((

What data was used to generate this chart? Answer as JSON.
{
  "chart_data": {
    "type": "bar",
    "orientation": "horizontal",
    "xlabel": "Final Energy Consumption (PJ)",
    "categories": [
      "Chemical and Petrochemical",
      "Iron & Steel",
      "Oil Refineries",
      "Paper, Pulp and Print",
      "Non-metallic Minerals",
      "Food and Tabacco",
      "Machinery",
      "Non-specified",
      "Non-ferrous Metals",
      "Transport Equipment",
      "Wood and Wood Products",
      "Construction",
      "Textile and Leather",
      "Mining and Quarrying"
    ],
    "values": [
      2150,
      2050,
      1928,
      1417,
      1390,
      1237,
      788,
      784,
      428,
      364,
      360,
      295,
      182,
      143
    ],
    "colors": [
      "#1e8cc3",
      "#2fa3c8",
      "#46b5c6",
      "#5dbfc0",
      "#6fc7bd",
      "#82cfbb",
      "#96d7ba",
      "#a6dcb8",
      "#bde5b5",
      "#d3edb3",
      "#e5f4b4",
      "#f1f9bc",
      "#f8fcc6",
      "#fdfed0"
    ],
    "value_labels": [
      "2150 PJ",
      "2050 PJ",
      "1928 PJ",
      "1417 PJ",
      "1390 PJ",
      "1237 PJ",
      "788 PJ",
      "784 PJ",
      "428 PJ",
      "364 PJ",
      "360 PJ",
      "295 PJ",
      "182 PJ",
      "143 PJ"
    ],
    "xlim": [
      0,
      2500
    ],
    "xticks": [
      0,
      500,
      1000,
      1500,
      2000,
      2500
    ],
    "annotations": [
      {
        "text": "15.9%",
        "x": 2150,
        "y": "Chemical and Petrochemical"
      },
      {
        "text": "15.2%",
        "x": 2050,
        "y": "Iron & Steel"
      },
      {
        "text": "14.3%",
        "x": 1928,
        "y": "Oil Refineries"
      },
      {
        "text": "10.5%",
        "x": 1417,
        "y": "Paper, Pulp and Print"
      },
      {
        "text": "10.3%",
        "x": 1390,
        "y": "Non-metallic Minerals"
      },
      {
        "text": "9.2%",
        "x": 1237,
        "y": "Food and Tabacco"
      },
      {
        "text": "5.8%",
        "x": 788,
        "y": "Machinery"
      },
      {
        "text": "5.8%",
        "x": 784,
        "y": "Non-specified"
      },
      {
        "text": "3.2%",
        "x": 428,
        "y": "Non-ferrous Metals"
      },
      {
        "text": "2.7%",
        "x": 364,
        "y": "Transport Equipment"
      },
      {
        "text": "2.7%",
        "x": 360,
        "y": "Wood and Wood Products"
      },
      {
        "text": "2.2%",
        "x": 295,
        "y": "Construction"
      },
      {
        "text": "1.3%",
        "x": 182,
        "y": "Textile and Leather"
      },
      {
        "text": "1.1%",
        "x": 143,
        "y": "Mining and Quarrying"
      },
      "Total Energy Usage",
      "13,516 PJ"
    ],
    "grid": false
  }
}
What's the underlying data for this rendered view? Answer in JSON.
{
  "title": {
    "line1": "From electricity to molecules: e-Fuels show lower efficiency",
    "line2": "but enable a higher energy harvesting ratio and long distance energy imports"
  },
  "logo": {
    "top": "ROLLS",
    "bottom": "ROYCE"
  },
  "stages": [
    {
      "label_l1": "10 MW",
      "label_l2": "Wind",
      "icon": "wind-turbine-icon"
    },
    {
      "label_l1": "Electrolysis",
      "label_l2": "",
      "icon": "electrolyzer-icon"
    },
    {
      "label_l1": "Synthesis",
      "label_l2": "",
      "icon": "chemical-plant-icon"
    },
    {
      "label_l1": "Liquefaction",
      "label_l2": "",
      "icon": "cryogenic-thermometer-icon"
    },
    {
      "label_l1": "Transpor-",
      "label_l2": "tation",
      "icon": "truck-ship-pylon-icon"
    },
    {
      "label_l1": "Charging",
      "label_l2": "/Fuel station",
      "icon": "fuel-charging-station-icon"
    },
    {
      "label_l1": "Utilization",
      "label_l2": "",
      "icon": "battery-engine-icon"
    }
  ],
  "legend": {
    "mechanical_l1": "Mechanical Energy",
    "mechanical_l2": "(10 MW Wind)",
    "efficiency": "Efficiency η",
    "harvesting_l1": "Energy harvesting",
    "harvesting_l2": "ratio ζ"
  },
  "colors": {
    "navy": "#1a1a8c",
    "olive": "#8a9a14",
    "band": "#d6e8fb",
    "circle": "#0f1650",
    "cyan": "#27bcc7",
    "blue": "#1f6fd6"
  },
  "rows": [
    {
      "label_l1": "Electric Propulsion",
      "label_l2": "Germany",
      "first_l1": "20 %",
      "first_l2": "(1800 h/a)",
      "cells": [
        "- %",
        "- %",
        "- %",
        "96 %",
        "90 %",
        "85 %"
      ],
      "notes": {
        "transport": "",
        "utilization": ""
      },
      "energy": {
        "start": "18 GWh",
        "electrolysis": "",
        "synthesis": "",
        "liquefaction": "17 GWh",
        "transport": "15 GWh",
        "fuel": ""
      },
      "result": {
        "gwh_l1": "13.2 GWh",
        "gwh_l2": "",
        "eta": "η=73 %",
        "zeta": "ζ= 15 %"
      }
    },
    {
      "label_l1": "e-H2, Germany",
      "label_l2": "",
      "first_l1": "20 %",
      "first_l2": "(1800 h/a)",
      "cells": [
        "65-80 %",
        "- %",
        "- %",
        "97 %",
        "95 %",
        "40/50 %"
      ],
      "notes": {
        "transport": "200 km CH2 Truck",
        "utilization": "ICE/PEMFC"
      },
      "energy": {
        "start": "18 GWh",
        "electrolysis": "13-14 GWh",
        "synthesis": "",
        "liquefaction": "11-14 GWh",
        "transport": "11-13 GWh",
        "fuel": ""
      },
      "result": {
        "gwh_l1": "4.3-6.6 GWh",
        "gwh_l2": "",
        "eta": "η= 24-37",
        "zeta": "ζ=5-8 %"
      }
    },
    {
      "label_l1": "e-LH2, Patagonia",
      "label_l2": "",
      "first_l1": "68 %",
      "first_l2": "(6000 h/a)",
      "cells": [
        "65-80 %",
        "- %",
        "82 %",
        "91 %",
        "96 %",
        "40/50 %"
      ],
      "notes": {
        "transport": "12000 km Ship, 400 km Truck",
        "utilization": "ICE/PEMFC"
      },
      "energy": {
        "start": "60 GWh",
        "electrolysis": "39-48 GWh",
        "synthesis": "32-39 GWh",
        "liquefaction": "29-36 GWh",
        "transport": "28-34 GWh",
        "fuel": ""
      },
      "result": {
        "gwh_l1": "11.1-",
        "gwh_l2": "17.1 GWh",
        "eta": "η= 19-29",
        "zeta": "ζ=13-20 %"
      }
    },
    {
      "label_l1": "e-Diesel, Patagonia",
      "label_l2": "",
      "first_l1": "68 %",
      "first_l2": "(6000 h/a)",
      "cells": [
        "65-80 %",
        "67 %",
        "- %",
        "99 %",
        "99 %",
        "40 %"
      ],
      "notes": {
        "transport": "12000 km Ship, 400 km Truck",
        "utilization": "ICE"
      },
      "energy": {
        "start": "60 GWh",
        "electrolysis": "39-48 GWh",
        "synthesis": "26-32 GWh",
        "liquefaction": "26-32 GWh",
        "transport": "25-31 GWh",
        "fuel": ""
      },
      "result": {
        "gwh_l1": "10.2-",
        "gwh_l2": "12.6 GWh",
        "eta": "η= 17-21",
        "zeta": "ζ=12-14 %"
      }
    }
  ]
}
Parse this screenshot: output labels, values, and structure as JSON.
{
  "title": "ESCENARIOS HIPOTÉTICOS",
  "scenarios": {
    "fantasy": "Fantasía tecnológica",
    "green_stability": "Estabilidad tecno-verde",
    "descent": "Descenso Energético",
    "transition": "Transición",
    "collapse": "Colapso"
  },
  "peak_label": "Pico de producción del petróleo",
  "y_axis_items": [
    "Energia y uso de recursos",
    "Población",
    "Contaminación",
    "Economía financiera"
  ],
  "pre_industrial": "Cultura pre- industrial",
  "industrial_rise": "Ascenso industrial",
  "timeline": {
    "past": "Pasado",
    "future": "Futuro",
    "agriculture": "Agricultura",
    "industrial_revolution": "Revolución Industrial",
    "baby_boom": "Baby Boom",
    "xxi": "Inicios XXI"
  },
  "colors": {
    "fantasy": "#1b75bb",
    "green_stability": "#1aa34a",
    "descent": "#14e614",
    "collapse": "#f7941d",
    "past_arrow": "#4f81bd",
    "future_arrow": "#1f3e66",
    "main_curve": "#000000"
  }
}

))

__GIVEN TASK__
Your task is to gather all lines from the entries above that hold the word "Answer".

__OUTPUT__
What data was used to generate this chart? Answer as JSON.
What's the underlying data for this rendered view? Answer in JSON.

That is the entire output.